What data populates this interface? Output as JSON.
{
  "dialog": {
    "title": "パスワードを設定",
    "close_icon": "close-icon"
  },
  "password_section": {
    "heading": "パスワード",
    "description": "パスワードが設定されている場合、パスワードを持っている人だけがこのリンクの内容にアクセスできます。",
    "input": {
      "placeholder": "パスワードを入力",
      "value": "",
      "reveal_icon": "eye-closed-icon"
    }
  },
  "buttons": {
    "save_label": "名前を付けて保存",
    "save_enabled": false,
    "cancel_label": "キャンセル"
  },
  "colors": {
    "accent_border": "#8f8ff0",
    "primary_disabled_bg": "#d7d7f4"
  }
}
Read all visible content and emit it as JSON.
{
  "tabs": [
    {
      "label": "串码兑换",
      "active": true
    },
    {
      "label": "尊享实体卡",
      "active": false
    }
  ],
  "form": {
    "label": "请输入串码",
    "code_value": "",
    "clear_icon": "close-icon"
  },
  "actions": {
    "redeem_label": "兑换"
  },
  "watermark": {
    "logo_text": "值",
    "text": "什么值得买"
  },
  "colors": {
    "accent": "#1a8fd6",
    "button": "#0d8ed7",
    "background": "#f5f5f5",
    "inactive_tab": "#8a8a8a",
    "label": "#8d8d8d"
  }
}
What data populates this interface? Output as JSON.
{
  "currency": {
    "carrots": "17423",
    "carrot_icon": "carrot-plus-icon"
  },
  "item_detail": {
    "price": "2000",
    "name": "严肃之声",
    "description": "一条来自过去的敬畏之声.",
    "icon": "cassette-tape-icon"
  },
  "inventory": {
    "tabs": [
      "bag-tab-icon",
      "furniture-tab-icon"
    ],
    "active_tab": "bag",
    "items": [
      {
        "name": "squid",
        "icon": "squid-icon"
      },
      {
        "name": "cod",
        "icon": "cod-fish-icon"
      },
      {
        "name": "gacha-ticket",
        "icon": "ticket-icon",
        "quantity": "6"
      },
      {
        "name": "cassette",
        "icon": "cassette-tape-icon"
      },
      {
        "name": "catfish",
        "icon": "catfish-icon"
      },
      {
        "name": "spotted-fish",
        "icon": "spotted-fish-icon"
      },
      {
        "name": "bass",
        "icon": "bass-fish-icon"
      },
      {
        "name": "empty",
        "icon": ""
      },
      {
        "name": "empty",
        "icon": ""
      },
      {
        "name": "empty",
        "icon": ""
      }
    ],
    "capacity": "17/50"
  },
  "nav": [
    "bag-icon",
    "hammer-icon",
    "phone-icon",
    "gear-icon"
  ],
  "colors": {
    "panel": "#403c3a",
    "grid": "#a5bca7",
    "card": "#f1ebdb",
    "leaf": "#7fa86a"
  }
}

══════

- [REQUIRED WORK] Take each line containing the string "name" and copy it out.

- [FINAL RESULT]
    "name": "严肃之声",
        "name": "squid",
        "name": "cod",
        "name": "gacha-ticket",
        "name": "cassette",
        "name": "catfish",
        "name": "spotted-fish",
        "name": "bass",
        "name": "empty",
        "name": "empty",
        "name": "empty",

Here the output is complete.